> WRITTEN INSTRUCTION:
Pull every line of the entries that has the word "blur".

Data entries:
============================================================

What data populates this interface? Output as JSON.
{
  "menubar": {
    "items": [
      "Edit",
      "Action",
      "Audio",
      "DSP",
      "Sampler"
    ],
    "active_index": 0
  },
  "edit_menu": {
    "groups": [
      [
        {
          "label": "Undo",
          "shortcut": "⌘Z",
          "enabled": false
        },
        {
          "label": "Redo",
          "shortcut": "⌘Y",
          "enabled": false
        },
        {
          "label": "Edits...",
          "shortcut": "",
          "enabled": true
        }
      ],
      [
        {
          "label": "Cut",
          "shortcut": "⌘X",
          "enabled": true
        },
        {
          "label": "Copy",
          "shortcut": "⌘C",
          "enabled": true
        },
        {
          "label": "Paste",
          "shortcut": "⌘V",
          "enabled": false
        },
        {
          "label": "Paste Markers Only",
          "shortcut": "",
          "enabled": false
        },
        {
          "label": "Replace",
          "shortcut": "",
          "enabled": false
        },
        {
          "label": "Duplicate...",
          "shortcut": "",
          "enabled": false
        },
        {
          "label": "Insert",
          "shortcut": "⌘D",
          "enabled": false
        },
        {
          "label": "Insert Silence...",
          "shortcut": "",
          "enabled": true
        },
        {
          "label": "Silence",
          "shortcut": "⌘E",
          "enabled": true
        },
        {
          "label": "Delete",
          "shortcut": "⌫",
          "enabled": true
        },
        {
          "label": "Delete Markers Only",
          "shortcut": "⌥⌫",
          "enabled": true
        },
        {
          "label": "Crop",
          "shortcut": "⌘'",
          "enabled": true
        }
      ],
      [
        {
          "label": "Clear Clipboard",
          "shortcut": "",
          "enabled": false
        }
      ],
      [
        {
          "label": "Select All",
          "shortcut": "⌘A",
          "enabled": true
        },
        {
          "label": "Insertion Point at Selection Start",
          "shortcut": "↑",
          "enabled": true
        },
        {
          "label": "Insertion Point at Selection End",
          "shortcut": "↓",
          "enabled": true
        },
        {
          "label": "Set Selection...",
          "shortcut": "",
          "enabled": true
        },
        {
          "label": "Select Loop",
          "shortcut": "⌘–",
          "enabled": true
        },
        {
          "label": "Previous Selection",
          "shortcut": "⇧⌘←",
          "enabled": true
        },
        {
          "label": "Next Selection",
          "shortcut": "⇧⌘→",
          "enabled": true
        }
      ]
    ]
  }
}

============================================================

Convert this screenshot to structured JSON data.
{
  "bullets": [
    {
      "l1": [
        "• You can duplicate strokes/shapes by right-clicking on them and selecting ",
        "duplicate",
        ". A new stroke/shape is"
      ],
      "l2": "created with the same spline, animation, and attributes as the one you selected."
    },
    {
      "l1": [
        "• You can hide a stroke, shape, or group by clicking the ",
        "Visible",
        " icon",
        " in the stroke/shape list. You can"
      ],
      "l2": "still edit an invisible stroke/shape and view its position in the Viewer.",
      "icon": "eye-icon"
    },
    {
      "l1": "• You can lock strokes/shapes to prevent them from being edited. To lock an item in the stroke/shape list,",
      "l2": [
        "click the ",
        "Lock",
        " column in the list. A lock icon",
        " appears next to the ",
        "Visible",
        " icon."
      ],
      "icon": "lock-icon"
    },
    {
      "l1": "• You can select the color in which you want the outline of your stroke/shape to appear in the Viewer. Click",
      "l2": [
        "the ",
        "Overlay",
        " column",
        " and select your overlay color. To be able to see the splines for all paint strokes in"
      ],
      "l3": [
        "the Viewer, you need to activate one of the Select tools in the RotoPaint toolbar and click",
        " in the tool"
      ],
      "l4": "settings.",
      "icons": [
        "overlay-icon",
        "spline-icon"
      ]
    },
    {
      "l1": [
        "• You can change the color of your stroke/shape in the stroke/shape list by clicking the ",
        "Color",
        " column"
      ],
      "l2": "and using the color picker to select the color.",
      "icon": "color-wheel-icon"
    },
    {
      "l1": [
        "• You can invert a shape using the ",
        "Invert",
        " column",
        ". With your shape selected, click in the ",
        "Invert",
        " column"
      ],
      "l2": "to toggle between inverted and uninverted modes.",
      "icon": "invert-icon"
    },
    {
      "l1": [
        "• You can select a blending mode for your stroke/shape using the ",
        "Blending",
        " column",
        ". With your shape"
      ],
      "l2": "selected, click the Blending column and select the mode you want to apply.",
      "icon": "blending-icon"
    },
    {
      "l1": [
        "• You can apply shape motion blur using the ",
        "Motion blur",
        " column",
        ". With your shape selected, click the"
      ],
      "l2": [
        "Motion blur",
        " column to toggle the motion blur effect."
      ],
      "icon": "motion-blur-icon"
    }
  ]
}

============================================================

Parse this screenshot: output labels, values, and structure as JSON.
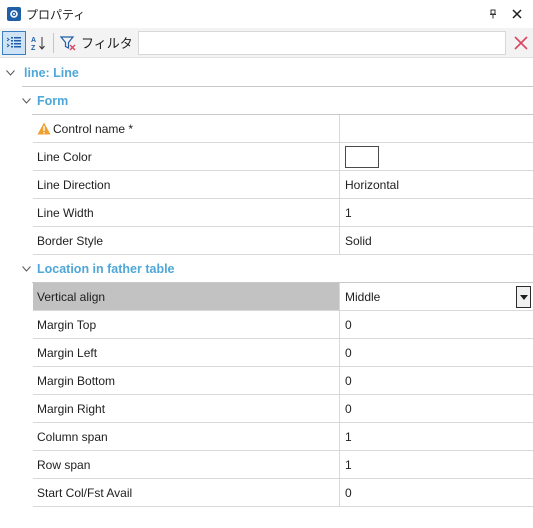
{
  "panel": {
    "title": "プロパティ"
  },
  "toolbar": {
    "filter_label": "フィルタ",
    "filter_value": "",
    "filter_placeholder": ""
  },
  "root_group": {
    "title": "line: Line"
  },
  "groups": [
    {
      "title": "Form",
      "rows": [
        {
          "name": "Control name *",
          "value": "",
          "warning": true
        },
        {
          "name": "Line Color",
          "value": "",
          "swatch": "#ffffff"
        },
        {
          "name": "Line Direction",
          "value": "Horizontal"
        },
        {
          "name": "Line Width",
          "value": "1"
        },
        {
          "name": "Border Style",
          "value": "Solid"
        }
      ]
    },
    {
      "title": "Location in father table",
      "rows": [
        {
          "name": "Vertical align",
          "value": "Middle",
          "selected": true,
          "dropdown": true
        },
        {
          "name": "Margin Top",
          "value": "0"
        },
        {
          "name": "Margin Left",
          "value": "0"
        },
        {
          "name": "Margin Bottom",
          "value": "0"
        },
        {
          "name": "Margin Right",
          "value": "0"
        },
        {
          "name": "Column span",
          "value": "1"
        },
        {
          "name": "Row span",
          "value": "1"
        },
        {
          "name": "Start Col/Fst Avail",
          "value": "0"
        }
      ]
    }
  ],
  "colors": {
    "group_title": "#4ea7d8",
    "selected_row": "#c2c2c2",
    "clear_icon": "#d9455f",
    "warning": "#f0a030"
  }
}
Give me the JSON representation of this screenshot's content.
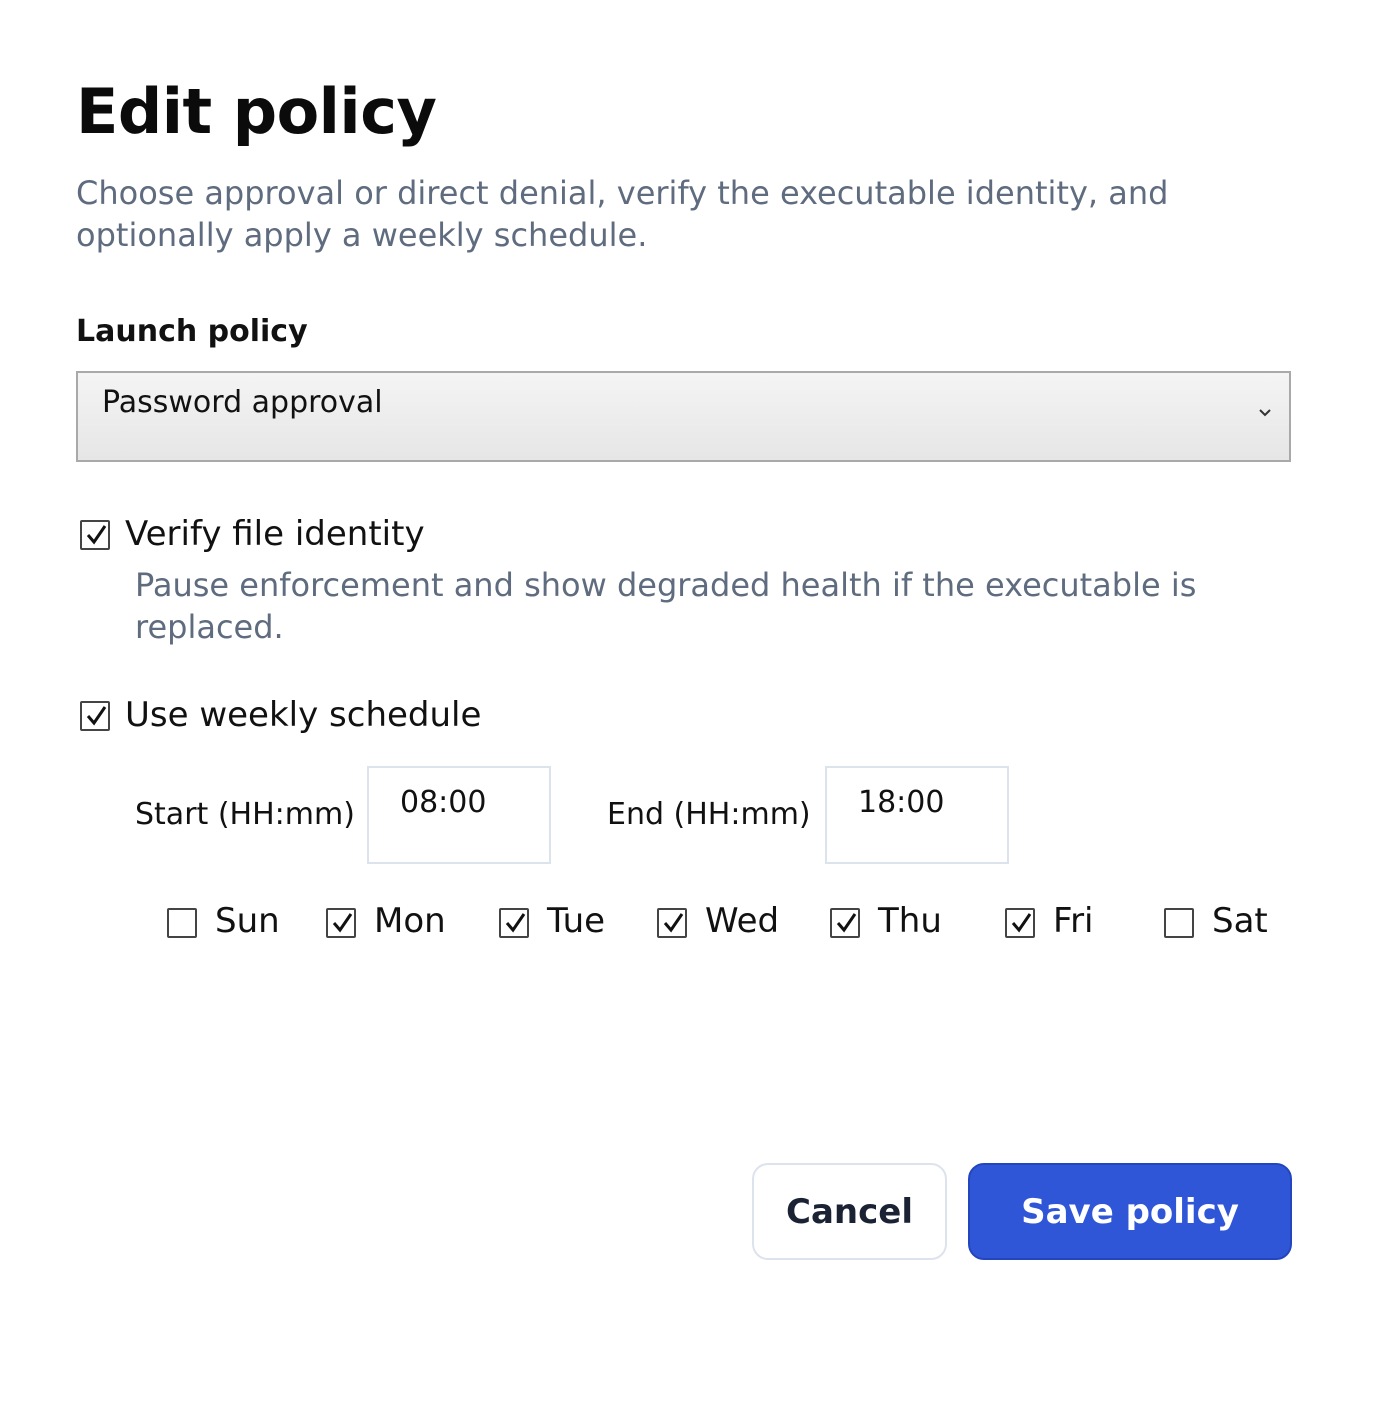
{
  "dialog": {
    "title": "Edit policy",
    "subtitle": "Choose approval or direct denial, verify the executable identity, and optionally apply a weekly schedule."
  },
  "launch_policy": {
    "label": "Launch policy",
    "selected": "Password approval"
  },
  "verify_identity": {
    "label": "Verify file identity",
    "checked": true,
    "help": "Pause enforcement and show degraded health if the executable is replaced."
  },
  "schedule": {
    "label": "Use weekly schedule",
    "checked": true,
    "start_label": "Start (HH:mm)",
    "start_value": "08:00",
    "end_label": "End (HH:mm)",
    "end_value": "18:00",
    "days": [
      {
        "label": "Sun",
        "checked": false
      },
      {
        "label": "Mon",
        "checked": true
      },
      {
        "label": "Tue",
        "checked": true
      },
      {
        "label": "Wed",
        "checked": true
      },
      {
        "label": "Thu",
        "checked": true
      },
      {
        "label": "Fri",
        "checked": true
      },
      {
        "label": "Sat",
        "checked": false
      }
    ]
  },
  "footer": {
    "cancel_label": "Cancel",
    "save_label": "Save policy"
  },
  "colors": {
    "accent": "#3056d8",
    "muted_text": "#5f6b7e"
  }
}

============================================================

> ANSWER TO THE EXERCISE:
        "• You can apply shape motion blur using the ",
        "Motion blur",
        "Motion blur",
        " column to toggle the motion blur effect."
      "icon": "motion-blur-icon"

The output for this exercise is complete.